■ Complete the following:
(1) Answer these questions about the blog post:
(a) At what address was the proposed Rehab Center in Martinsburg to be located?
(b) Whom did the writer reach out to for help?
(c) What message of James Boyd continues reaching many addicts in the community?
(2) Reproduce the blog post verbatim between "In April I was" and "in our community.", inclusive.

+++ Document passage +++

I started this blog right after our April, Memorial and Vigil at the then site of the proposed Rehab Center here in Martinsburg. It was to be at 750 Baltimore St. As I reflect back over these last eight months at where we were in April and where we are at today our community has made some leaps and bounds haven't we?
I have had some moments of looking back over the past months and how this all started- the revolution, the recovery of Martinsburg, WV. We were many voices speaking the same language and we've come so far. My prayer is that not more person will overdose on this poison; Not one more family will lose someone they love to this disease of addiction.
In April I was tired of living in the stigma that my sons addiction had caused. I stepped out of the dark clouds and invited others to join me. I can remember months of praying about it, knowing I needed to do something. I had an idea but that meant stepping out of my comfort zone and into the spotlight. I knew I needed help.
For one, I am not a public speaker. I get nervous and jittery. I was led to reach out to Mr. James Boyd, who in my opinion he and his wife are angels in this community where this heroin epidemic is concerned. James has been an advocate of change here in Martinsburg. His message of #stay stopped continues reaching many addicts in our community.

+++ Records provided +++

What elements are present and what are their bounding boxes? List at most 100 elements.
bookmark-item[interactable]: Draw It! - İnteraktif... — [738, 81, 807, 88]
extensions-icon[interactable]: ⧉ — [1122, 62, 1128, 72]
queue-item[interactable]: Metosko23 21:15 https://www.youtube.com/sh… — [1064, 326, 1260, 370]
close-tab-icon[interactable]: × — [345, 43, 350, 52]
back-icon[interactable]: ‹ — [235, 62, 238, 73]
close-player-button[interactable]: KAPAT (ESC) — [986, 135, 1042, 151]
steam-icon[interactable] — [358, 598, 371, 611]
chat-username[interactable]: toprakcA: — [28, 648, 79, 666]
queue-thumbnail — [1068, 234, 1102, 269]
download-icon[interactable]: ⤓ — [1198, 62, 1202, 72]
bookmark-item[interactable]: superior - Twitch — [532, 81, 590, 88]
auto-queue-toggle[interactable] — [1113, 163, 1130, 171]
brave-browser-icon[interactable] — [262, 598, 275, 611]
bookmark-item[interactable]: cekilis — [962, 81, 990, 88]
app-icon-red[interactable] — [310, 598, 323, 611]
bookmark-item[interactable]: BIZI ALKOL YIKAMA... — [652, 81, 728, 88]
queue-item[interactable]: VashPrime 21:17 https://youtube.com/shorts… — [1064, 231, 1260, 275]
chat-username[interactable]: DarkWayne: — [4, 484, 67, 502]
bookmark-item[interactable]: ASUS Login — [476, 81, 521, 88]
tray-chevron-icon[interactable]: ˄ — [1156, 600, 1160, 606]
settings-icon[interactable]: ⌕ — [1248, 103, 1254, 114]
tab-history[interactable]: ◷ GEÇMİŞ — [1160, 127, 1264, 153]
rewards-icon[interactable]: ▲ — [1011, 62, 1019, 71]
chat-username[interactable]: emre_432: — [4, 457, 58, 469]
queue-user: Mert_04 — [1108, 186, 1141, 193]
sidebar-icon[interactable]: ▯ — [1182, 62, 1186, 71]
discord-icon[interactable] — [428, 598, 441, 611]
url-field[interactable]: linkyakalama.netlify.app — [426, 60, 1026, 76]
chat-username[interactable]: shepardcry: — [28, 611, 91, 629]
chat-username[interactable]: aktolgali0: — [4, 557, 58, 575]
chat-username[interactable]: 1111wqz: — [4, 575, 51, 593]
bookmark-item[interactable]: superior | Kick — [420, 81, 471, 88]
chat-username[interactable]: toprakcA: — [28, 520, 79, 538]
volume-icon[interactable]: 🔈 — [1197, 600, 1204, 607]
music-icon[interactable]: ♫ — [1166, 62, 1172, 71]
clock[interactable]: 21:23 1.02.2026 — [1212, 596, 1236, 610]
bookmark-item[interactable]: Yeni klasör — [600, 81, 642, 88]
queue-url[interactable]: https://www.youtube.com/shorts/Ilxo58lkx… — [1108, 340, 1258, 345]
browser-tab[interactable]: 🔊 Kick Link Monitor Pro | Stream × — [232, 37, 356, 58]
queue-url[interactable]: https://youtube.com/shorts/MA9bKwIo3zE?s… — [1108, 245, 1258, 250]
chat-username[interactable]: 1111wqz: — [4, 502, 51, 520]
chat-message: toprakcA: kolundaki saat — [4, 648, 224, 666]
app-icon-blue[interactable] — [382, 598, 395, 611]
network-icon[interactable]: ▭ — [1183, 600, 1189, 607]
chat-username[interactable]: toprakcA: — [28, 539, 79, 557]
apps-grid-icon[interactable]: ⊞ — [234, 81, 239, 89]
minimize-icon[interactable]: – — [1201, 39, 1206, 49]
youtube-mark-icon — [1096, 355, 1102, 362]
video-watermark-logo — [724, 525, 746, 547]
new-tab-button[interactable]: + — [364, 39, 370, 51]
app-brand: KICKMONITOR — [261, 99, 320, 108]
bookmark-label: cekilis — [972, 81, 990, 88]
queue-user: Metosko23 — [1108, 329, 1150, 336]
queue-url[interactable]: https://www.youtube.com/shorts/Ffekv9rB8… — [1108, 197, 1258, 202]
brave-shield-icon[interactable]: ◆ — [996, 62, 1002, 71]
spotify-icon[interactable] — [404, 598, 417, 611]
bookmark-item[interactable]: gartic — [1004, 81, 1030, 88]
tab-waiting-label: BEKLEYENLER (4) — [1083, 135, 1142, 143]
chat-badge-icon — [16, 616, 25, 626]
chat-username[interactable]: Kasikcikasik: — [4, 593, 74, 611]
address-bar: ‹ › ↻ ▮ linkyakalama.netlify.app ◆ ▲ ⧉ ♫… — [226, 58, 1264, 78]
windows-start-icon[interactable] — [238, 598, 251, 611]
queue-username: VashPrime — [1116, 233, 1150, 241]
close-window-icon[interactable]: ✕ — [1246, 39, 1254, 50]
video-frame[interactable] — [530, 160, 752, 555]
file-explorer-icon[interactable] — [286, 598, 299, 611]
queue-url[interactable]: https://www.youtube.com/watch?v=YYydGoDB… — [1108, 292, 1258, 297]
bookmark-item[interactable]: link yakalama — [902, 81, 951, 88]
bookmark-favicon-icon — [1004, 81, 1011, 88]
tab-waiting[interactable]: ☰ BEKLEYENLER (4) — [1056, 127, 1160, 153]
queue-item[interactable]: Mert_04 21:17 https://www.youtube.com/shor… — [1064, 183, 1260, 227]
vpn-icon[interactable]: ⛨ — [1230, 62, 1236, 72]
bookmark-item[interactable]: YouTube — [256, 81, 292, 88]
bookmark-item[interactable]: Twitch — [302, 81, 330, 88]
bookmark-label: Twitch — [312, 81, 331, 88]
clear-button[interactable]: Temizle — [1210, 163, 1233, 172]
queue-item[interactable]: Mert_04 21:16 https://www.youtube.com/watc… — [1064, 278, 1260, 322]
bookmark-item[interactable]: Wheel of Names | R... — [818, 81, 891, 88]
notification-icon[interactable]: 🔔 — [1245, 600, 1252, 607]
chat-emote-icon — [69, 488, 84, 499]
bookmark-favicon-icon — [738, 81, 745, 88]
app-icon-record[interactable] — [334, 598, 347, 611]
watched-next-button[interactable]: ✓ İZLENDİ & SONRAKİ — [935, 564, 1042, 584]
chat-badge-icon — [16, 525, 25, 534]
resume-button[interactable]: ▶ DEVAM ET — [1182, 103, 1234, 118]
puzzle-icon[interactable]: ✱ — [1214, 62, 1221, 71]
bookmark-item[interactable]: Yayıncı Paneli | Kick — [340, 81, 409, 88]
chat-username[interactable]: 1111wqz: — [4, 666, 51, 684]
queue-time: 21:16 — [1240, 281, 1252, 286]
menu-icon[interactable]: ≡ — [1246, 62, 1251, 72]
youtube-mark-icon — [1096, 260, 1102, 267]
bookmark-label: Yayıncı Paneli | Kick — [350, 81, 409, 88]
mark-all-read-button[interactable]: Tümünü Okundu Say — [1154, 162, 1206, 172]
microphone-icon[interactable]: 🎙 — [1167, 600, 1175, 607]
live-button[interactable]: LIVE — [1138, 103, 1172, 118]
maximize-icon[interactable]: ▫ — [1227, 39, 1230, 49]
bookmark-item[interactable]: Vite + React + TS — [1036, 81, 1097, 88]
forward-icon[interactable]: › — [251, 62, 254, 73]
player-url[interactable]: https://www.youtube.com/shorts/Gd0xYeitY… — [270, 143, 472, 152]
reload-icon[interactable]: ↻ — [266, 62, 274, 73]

+++

■ Answers for the tasks:
(1)
(a) 750 Baltimore St.
(b) Mr. James Boyd
(c) #stay stopped

(2)
In April I was tired of living in the stigma that my sons addiction had caused. I stepped out of the dark clouds and invited others to join me. I can remember months of praying about it, knowing I needed to do something. I had an idea but that meant stepping out of my comfort zone and into the spotlight. I knew I needed help.
For one, I am not a public speaker. I get nervous and jittery. I was led to reach out to Mr. James Boyd, who in my opinion he and his wife are angels in this community where this heroin epidemic is concerned. James has been an advocate of change here in Martinsburg. His message of #stay stopped continues reaching many addicts in our community.